**Work instructions**: Pick out each line of the records that includes the string "marker", and copy it.

**Extracted data**:
★ ★ ★ ★
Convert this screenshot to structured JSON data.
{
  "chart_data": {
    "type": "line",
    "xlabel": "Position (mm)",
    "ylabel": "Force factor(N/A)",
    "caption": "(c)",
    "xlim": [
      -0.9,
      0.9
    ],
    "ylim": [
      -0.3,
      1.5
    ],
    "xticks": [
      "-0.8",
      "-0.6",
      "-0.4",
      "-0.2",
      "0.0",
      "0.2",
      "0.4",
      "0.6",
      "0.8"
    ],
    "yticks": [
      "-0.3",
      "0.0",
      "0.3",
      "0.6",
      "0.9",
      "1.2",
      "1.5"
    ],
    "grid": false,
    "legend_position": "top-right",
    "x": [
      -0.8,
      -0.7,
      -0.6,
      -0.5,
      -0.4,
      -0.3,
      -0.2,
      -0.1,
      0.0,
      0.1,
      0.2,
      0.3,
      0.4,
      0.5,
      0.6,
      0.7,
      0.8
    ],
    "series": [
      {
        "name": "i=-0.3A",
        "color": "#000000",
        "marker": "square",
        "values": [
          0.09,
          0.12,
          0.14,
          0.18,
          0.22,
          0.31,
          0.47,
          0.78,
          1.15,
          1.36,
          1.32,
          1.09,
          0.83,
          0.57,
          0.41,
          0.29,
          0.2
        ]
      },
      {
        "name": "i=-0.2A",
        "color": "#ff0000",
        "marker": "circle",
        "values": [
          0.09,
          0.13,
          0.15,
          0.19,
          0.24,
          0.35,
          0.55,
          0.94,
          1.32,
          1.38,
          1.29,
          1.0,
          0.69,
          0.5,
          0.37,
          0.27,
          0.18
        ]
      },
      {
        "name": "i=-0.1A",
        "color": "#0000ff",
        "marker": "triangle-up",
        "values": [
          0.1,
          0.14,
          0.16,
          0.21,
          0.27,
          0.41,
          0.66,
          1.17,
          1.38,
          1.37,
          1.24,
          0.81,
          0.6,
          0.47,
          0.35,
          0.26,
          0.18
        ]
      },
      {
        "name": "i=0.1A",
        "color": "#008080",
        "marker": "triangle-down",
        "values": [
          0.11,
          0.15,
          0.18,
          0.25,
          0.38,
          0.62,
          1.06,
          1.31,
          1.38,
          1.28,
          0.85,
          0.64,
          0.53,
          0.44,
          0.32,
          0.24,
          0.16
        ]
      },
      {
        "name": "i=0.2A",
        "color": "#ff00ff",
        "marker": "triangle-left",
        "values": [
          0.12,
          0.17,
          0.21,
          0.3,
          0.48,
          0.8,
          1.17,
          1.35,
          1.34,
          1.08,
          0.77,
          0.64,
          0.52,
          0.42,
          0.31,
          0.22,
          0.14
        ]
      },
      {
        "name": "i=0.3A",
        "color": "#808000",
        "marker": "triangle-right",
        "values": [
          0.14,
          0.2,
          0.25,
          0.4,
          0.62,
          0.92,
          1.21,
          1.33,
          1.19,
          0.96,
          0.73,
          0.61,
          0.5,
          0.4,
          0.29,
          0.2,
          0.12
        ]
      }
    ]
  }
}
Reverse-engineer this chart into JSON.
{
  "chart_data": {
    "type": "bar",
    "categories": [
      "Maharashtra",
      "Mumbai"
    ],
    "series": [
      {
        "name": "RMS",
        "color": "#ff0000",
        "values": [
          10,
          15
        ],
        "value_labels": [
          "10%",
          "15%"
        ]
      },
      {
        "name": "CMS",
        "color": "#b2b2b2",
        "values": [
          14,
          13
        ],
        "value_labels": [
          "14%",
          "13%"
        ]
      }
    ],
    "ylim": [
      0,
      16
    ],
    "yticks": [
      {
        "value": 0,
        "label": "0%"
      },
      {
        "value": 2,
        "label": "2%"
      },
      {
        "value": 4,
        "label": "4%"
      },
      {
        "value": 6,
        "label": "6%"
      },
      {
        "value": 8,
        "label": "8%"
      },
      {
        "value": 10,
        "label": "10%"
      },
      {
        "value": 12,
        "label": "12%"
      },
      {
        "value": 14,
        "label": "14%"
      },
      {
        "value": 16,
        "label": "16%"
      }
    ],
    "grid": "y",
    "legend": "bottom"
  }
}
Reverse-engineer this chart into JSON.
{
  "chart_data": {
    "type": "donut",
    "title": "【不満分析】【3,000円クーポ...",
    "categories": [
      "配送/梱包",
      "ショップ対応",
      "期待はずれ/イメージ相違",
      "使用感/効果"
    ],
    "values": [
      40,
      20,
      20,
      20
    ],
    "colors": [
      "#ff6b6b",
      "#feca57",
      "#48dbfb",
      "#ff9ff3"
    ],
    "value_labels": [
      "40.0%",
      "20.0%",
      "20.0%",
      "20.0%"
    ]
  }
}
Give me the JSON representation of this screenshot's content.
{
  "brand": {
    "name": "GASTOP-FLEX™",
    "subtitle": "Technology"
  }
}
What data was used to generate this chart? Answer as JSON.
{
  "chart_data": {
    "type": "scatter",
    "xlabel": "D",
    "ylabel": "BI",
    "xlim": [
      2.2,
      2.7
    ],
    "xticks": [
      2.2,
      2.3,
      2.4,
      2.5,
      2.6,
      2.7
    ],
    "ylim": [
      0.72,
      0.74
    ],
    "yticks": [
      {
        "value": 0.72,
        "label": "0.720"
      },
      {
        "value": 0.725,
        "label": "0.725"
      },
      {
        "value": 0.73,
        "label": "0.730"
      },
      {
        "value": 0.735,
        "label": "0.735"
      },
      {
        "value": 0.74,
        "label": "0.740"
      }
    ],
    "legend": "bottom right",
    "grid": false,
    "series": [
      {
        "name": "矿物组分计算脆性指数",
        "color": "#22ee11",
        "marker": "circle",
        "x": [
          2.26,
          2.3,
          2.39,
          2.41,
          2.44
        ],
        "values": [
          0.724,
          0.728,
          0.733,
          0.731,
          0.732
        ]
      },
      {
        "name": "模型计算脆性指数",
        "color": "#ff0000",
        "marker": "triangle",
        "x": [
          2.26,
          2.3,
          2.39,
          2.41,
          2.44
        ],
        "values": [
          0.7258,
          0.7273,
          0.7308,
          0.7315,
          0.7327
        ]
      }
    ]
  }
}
★ ★ ★ ★
**Answer for this exercise**:
        "marker": "square",
        "marker": "circle",
        "marker": "triangle-up",
        "marker": "triangle-down",
        "marker": "triangle-left",
        "marker": "triangle-right",
        "marker": "circle",
        "marker": "triangle",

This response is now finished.